[start]
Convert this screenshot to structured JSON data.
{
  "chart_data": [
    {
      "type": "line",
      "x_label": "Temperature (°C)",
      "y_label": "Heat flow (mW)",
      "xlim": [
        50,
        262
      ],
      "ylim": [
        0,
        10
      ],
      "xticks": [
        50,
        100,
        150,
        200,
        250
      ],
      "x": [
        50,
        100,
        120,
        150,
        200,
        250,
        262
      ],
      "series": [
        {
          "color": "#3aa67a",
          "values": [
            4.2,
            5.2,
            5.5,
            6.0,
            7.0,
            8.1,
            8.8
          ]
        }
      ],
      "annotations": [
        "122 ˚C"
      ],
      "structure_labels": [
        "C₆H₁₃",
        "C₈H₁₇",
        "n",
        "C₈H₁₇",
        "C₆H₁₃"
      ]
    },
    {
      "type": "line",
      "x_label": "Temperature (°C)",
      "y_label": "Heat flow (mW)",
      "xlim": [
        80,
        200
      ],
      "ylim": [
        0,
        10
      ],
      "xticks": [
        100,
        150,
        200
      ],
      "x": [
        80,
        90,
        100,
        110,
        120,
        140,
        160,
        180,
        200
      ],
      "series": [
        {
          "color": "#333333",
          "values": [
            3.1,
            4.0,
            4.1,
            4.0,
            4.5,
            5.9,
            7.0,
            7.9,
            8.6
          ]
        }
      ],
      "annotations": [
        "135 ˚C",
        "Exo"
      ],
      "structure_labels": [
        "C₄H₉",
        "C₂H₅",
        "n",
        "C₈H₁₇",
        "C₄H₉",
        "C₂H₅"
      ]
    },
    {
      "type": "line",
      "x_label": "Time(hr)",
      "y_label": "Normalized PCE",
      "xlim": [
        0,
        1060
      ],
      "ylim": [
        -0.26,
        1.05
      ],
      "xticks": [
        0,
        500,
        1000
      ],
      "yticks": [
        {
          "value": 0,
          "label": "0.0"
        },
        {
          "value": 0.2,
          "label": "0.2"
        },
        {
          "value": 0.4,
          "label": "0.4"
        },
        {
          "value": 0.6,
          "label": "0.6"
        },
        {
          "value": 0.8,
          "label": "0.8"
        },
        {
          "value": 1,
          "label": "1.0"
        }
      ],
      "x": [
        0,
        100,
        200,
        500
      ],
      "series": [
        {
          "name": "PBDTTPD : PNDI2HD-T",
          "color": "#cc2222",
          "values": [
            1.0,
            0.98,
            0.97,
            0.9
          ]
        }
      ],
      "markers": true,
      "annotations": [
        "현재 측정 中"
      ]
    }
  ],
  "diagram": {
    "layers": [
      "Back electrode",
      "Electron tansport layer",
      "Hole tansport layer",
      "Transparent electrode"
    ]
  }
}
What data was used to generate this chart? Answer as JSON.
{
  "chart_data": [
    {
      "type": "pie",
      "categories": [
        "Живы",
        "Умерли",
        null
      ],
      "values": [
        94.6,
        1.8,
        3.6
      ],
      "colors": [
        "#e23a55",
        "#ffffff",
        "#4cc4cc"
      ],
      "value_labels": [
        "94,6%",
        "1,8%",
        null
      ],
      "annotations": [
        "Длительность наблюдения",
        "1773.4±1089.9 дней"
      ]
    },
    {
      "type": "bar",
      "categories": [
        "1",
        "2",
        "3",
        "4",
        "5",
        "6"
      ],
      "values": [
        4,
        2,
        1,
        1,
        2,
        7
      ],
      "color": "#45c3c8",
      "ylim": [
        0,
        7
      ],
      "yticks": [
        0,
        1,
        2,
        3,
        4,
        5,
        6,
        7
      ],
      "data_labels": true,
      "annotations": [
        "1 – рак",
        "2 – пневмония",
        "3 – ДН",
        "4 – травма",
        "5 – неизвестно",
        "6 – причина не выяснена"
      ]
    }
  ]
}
[end]
Print the whole listing exactly as it is.

■ The response ■
Convert this screenshot to structured JSON data.
{
  "chart_data": [
    {
      "type": "line",
      "x_label": "Temperature (°C)",
      "y_label": "Heat flow (mW)",
      "xlim": [
        50,
        262
      ],
      "ylim": [
        0,
        10
      ],
      "xticks": [
        50,
        100,
        150,
        200,
        250
      ],
      "x": [
        50,
        100,
        120,
        150,
        200,
        250,
        262
      ],
      "series": [
        {
          "color": "#3aa67a",
          "values": [
            4.2,
            5.2,
            5.5,
            6.0,
            7.0,
            8.1,
            8.8
          ]
        }
      ],
      "annotations": [
        "122 ˚C"
      ],
      "structure_labels": [
        "C₆H₁₃",
        "C₈H₁₇",
        "n",
        "C₈H₁₇",
        "C₆H₁₃"
      ]
    },
    {
      "type": "line",
      "x_label": "Temperature (°C)",
      "y_label": "Heat flow (mW)",
      "xlim": [
        80,
        200
      ],
      "ylim": [
        0,
        10
      ],
      "xticks": [
        100,
        150,
        200
      ],
      "x": [
        80,
        90,
        100,
        110,
        120,
        140,
        160,
        180,
        200
      ],
      "series": [
        {
          "color": "#333333",
          "values": [
            3.1,
            4.0,
            4.1,
            4.0,
            4.5,
            5.9,
            7.0,
            7.9,
            8.6
          ]
        }
      ],
      "annotations": [
        "135 ˚C",
        "Exo"
      ],
      "structure_labels": [
        "C₄H₉",
        "C₂H₅",
        "n",
        "C₈H₁₇",
        "C₄H₉",
        "C₂H₅"
      ]
    },
    {
      "type": "line",
      "x_label": "Time(hr)",
      "y_label": "Normalized PCE",
      "xlim": [
        0,
        1060
      ],
      "ylim": [
        -0.26,
        1.05
      ],
      "xticks": [
        0,
        500,
        1000
      ],
      "yticks": [
        {
          "value": 0,
          "label": "0.0"
        },
        {
          "value": 0.2,
          "label": "0.2"
        },
        {
          "value": 0.4,
          "label": "0.4"
        },
        {
          "value": 0.6,
          "label": "0.6"
        },
        {
          "value": 0.8,
          "label": "0.8"
        },
        {
          "value": 1,
          "label": "1.0"
        }
      ],
      "x": [
        0,
        100,
        200,
        500
      ],
      "series": [
        {
          "name": "PBDTTPD : PNDI2HD-T",
          "color": "#cc2222",
          "values": [
            1.0,
            0.98,
            0.97,
            0.9
          ]
        }
      ],
      "markers": true,
      "annotations": [
        "현재 측정 中"
      ]
    }
  ],
  "diagram": {
    "layers": [
      "Back electrode",
      "Electron tansport layer",
      "Hole tansport layer",
      "Transparent electrode"
    ]
  }
}
What data was used to generate this chart? Answer as JSON.
{
  "chart_data": [
    {
      "type": "pie",
      "categories": [
        "Живы",
        "Умерли",
        null
      ],
      "values": [
        94.6,
        1.8,
        3.6
      ],
      "colors": [
        "#e23a55",
        "#ffffff",
        "#4cc4cc"
      ],
      "value_labels": [
        "94,6%",
        "1,8%",
        null
      ],
      "annotations": [
        "Длительность наблюдения",
        "1773.4±1089.9 дней"
      ]
    },
    {
      "type": "bar",
      "categories": [
        "1",
        "2",
        "3",
        "4",
        "5",
        "6"
      ],
      "values": [
        4,
        2,
        1,
        1,
        2,
        7
      ],
      "color": "#45c3c8",
      "ylim": [
        0,
        7
      ],
      "yticks": [
        0,
        1,
        2,
        3,
        4,
        5,
        6,
        7
      ],
      "data_labels": true,
      "annotations": [
        "1 – рак",
        "2 – пневмония",
        "3 – ДН",
        "4 – травма",
        "5 – неизвестно",
        "6 – причина не выяснена"
      ]
    }
  ]
}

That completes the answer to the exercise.